start Recorded information
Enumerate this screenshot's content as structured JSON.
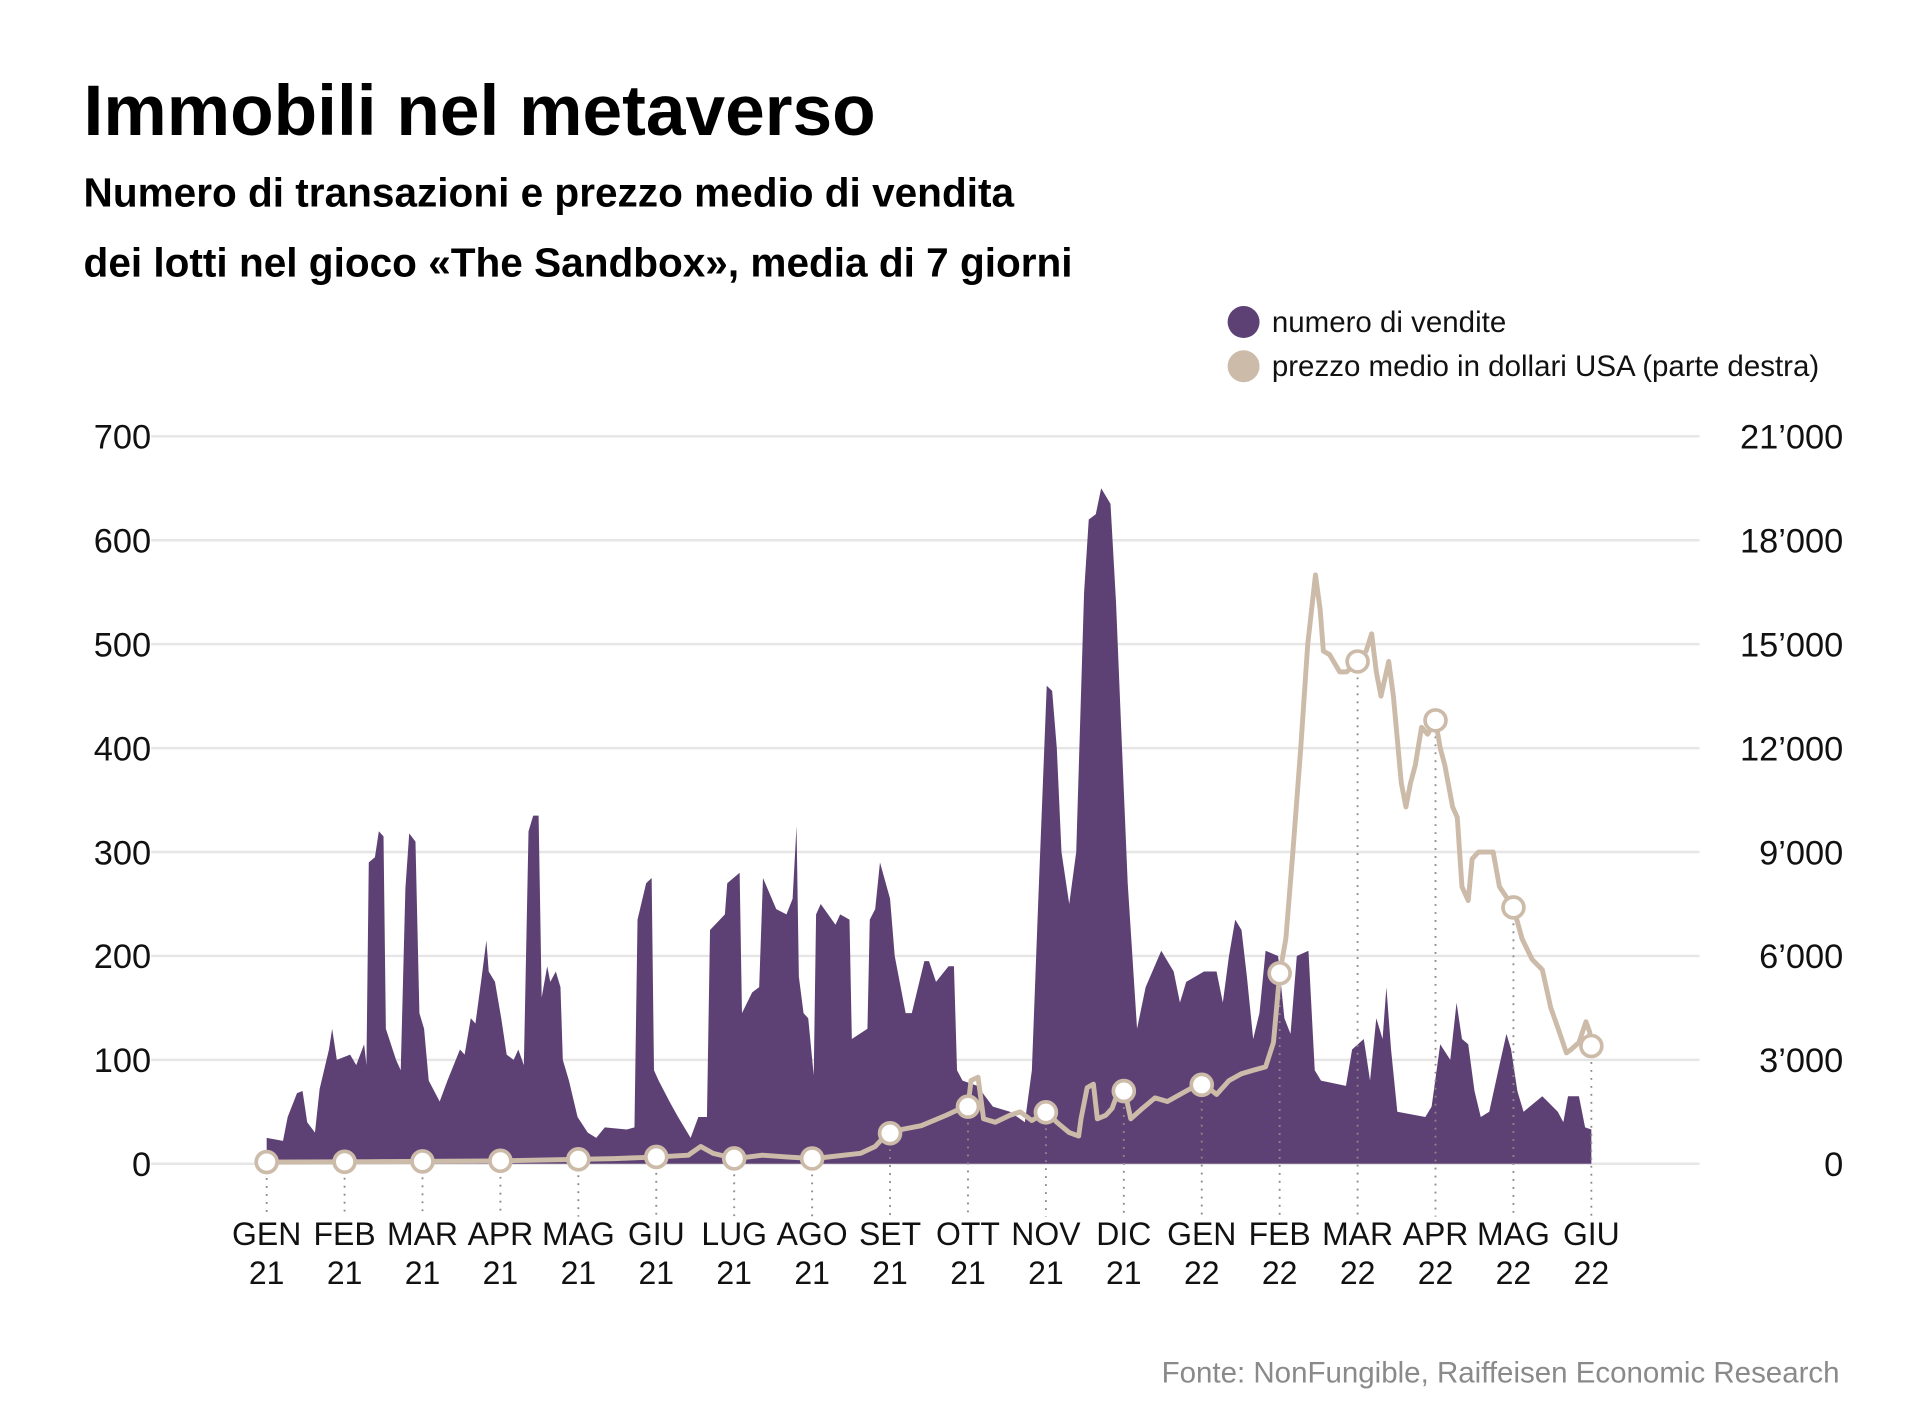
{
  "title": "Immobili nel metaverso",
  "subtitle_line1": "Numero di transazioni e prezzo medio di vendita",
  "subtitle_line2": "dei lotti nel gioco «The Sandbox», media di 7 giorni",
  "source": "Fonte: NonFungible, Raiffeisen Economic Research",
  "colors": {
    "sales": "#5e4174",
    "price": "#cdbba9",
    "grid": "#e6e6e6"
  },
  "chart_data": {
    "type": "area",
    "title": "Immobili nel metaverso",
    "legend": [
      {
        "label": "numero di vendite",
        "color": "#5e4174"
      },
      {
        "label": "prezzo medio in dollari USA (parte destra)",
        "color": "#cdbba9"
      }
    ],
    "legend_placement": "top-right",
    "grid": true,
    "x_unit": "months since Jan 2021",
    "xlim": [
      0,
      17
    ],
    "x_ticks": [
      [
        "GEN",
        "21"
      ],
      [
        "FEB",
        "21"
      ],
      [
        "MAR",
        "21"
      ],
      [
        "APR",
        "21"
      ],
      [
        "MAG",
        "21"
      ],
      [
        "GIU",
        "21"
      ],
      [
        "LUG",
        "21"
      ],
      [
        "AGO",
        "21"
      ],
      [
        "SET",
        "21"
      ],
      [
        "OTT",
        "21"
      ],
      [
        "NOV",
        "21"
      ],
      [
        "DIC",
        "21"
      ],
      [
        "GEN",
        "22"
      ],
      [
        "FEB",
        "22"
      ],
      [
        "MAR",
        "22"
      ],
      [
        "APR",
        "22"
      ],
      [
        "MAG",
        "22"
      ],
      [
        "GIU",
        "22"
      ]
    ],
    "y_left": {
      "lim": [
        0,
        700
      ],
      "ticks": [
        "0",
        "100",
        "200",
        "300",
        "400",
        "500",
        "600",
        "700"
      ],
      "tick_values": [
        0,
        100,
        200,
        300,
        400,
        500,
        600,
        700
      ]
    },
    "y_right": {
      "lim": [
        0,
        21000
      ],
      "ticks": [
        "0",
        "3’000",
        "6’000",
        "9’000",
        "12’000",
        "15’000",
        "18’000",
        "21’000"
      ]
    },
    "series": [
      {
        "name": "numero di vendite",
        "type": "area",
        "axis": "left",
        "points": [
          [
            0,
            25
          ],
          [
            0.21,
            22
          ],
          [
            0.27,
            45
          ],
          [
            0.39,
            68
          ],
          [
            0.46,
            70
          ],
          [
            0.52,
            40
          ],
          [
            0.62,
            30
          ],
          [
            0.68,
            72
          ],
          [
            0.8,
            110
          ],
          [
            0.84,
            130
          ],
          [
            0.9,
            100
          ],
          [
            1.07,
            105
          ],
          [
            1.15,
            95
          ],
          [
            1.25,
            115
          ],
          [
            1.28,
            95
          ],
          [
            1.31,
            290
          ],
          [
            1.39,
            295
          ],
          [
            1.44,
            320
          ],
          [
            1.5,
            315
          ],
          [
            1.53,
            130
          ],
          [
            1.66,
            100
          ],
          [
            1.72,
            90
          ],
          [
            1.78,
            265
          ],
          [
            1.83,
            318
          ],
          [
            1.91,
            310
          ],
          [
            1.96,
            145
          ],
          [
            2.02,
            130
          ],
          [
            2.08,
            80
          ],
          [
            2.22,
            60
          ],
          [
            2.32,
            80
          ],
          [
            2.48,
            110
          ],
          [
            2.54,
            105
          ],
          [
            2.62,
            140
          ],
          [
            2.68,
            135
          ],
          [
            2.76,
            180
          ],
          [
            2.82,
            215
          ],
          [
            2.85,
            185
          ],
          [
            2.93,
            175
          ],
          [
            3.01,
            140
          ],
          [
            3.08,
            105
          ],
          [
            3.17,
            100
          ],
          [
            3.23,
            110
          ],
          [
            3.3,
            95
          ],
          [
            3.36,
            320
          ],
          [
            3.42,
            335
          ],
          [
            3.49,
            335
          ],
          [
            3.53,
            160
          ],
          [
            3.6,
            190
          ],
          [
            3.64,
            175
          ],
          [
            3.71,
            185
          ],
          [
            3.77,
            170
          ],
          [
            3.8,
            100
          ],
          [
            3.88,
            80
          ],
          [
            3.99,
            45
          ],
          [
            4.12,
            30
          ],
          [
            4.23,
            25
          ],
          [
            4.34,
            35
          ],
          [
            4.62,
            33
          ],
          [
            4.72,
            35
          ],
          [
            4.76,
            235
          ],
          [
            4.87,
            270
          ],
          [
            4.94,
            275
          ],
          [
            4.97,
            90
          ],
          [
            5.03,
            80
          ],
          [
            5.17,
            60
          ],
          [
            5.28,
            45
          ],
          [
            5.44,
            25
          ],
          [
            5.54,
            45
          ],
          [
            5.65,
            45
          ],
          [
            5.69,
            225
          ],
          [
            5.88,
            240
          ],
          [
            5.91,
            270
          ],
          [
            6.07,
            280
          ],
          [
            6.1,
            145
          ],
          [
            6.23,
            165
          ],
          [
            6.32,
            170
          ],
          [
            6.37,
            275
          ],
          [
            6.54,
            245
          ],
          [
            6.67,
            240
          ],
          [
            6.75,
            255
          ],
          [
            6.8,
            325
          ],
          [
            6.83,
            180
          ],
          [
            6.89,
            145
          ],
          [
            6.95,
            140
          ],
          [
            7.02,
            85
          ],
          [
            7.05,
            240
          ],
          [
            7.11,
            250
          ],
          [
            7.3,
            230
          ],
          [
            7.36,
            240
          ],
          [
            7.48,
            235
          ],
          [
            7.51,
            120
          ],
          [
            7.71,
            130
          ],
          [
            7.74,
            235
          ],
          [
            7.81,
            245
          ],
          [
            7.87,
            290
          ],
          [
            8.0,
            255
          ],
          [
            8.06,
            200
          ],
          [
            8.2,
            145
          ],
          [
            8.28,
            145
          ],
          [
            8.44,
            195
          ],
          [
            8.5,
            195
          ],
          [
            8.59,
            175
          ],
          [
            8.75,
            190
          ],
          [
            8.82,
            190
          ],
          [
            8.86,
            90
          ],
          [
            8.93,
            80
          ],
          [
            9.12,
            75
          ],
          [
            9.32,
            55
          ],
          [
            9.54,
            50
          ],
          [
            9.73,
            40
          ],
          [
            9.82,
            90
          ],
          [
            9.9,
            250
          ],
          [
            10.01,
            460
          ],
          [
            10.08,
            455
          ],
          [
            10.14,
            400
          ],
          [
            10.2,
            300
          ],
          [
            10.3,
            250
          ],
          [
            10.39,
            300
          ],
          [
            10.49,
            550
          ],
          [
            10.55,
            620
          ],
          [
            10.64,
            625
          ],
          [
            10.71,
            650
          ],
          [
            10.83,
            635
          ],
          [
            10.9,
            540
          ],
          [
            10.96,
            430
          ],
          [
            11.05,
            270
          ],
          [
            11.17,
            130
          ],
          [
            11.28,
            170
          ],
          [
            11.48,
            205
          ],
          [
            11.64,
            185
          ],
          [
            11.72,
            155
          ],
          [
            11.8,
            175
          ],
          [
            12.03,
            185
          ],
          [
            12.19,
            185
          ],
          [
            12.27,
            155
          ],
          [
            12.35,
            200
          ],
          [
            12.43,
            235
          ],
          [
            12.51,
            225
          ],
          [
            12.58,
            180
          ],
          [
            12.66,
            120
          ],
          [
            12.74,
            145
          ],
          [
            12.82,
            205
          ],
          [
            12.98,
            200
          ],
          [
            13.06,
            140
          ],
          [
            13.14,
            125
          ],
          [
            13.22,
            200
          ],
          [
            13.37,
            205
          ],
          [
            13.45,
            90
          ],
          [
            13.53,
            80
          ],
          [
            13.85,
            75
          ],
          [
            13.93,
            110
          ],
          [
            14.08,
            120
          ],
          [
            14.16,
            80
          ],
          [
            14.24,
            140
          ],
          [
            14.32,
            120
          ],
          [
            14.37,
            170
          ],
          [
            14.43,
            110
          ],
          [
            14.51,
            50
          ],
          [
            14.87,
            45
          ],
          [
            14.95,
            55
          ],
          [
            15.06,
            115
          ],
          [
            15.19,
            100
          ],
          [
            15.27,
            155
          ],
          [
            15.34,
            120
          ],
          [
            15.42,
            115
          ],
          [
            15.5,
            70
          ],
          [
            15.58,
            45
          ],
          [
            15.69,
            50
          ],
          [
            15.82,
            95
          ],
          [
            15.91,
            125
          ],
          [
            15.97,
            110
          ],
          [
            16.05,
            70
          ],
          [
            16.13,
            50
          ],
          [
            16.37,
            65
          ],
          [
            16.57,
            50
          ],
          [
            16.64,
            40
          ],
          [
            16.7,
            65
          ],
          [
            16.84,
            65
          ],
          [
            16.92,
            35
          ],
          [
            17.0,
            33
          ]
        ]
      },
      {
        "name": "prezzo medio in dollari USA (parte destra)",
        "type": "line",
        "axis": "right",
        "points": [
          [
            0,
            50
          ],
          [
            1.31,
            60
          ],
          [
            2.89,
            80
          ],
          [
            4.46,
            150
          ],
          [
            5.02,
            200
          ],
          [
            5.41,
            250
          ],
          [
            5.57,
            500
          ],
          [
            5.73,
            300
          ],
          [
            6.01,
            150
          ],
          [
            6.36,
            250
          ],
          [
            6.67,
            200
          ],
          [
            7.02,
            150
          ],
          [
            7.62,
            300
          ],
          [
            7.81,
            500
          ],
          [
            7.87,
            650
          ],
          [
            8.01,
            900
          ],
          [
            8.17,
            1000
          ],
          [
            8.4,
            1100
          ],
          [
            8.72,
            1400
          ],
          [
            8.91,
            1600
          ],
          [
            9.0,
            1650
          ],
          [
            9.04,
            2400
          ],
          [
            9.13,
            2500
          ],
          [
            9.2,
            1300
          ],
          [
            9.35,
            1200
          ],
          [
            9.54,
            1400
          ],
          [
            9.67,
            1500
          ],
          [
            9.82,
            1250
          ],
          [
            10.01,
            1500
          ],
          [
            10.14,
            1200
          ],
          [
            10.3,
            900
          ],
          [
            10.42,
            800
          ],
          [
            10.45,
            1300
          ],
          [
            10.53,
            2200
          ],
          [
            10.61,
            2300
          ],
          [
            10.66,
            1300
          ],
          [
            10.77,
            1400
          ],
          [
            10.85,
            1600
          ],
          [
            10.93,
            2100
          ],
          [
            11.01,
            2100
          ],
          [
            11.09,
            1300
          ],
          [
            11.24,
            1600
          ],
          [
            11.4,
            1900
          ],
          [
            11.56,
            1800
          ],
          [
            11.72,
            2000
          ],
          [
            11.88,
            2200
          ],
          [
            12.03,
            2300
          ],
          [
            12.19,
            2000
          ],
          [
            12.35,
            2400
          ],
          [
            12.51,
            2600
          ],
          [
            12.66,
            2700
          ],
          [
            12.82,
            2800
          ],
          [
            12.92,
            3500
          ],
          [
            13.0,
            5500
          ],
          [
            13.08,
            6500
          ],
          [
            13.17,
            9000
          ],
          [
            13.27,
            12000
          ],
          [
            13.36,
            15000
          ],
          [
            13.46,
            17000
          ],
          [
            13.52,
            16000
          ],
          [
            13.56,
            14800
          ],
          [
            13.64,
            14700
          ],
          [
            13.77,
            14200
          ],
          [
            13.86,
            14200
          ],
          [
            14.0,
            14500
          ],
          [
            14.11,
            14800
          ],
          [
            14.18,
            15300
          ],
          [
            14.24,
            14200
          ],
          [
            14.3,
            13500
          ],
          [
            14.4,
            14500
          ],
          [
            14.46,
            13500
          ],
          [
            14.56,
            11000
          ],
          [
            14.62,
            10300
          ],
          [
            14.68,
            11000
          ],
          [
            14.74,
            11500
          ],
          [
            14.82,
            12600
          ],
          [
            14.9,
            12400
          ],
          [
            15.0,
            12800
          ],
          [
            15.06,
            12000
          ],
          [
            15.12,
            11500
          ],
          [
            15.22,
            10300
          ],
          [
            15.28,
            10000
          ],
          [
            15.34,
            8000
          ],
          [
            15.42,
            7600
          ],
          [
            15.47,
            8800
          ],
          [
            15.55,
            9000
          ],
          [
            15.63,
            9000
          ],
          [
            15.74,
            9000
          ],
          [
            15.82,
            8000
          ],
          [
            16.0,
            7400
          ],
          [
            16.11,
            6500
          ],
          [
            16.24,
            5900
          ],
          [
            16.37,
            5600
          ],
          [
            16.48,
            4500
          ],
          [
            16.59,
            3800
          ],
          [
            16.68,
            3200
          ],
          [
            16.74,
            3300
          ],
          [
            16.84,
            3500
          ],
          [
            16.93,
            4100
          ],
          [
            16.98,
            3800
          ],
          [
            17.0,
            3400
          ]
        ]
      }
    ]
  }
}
end Recorded information
start Recorded information
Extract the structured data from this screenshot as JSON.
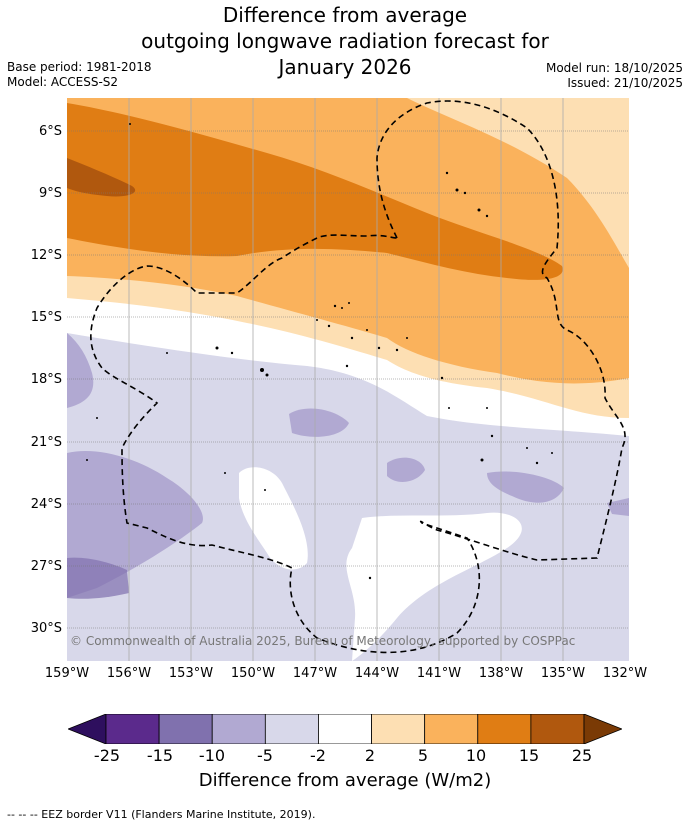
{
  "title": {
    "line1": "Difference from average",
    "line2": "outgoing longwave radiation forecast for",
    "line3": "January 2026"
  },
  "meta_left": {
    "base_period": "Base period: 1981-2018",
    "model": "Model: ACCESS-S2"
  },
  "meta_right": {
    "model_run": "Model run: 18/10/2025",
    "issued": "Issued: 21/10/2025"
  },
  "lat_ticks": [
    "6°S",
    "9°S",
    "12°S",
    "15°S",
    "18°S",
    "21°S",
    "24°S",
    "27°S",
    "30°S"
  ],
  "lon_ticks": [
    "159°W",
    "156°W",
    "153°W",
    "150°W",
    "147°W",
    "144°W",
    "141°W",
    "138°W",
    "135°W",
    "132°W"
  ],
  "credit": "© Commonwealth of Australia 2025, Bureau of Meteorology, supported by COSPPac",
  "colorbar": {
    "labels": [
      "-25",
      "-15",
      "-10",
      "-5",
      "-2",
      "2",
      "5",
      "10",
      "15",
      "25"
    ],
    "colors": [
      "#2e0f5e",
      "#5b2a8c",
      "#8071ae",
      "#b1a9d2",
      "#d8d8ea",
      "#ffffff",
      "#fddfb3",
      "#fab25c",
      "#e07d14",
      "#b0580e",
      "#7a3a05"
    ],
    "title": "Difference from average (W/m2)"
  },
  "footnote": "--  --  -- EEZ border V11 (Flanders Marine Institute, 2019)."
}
end Recorded information
Stated goal
Where a line above includes "metaverso", copy that line.

Task answer
  "title": "Immobili nel metaverso",
    "title": "Immobili nel metaverso",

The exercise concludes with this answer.